- Task inputs -
=====

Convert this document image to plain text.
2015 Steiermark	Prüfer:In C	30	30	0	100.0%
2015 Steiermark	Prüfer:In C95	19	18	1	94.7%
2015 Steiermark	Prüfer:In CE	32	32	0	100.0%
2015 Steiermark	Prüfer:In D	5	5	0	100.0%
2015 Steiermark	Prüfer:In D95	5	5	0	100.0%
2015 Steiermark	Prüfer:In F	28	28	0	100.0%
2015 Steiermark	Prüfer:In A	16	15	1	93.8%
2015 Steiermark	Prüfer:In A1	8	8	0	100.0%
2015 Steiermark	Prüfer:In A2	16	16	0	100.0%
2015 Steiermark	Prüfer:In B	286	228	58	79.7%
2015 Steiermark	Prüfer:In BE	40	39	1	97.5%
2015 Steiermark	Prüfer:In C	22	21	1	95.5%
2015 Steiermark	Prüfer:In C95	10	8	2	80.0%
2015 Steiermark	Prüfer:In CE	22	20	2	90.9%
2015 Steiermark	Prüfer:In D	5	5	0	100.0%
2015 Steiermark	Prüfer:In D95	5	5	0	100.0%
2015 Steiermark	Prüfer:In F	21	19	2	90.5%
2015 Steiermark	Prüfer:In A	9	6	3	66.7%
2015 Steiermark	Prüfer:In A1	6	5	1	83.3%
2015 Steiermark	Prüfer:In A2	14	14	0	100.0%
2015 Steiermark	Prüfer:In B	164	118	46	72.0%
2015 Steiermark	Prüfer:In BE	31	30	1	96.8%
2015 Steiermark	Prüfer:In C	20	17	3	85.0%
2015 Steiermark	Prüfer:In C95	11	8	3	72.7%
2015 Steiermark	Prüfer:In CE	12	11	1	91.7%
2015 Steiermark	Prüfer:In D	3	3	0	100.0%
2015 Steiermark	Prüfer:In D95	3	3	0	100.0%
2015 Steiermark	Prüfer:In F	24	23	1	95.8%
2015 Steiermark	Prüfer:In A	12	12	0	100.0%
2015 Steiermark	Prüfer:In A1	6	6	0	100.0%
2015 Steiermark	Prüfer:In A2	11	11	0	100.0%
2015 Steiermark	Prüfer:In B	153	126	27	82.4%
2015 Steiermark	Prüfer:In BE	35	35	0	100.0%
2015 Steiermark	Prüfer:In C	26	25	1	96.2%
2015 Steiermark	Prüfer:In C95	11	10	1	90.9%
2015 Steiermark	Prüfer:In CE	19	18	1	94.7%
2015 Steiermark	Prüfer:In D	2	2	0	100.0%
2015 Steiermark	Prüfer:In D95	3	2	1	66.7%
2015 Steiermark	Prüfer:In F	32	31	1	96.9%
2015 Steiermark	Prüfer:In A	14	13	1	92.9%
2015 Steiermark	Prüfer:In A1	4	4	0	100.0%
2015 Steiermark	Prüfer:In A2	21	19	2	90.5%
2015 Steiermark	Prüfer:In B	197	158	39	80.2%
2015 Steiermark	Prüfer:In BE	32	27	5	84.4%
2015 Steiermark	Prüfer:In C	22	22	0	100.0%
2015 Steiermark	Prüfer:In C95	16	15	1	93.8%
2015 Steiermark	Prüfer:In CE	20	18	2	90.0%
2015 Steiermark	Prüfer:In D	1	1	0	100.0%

=====

- Work to be completed -
All of the lines above must be returned exactly.

- Complete response -
Convert this document image to plain text.
2015 Steiermark	Prüfer:In C	30	30	0	100.0%
2015 Steiermark	Prüfer:In C95	19	18	1	94.7%
2015 Steiermark	Prüfer:In CE	32	32	0	100.0%
2015 Steiermark	Prüfer:In D	5	5	0	100.0%
2015 Steiermark	Prüfer:In D95	5	5	0	100.0%
2015 Steiermark	Prüfer:In F	28	28	0	100.0%
2015 Steiermark	Prüfer:In A	16	15	1	93.8%
2015 Steiermark	Prüfer:In A1	8	8	0	100.0%
2015 Steiermark	Prüfer:In A2	16	16	0	100.0%
2015 Steiermark	Prüfer:In B	286	228	58	79.7%
2015 Steiermark	Prüfer:In BE	40	39	1	97.5%
2015 Steiermark	Prüfer:In C	22	21	1	95.5%
2015 Steiermark	Prüfer:In C95	10	8	2	80.0%
2015 Steiermark	Prüfer:In CE	22	20	2	90.9%
2015 Steiermark	Prüfer:In D	5	5	0	100.0%
2015 Steiermark	Prüfer:In D95	5	5	0	100.0%
2015 Steiermark	Prüfer:In F	21	19	2	90.5%
2015 Steiermark	Prüfer:In A	9	6	3	66.7%
2015 Steiermark	Prüfer:In A1	6	5	1	83.3%
2015 Steiermark	Prüfer:In A2	14	14	0	100.0%
2015 Steiermark	Prüfer:In B	164	118	46	72.0%
2015 Steiermark	Prüfer:In BE	31	30	1	96.8%
2015 Steiermark	Prüfer:In C	20	17	3	85.0%
2015 Steiermark	Prüfer:In C95	11	8	3	72.7%
2015 Steiermark	Prüfer:In CE	12	11	1	91.7%
2015 Steiermark	Prüfer:In D	3	3	0	100.0%
2015 Steiermark	Prüfer:In D95	3	3	0	100.0%
2015 Steiermark	Prüfer:In F	24	23	1	95.8%
2015 Steiermark	Prüfer:In A	12	12	0	100.0%
2015 Steiermark	Prüfer:In A1	6	6	0	100.0%
2015 Steiermark	Prüfer:In A2	11	11	0	100.0%
2015 Steiermark	Prüfer:In B	153	126	27	82.4%
2015 Steiermark	Prüfer:In BE	35	35	0	100.0%
2015 Steiermark	Prüfer:In C	26	25	1	96.2%
2015 Steiermark	Prüfer:In C95	11	10	1	90.9%
2015 Steiermark	Prüfer:In CE	19	18	1	94.7%
2015 Steiermark	Prüfer:In D	2	2	0	100.0%
2015 Steiermark	Prüfer:In D95	3	2	1	66.7%
2015 Steiermark	Prüfer:In F	32	31	1	96.9%
2015 Steiermark	Prüfer:In A	14	13	1	92.9%
2015 Steiermark	Prüfer:In A1	4	4	0	100.0%
2015 Steiermark	Prüfer:In A2	21	19	2	90.5%
2015 Steiermark	Prüfer:In B	197	158	39	80.2%
2015 Steiermark	Prüfer:In BE	32	27	5	84.4%
2015 Steiermark	Prüfer:In C	22	22	0	100.0%
2015 Steiermark	Prüfer:In C95	16	15	1	93.8%
2015 Steiermark	Prüfer:In CE	20	18	2	90.0%
2015 Steiermark	Prüfer:In D	1	1	0	100.0%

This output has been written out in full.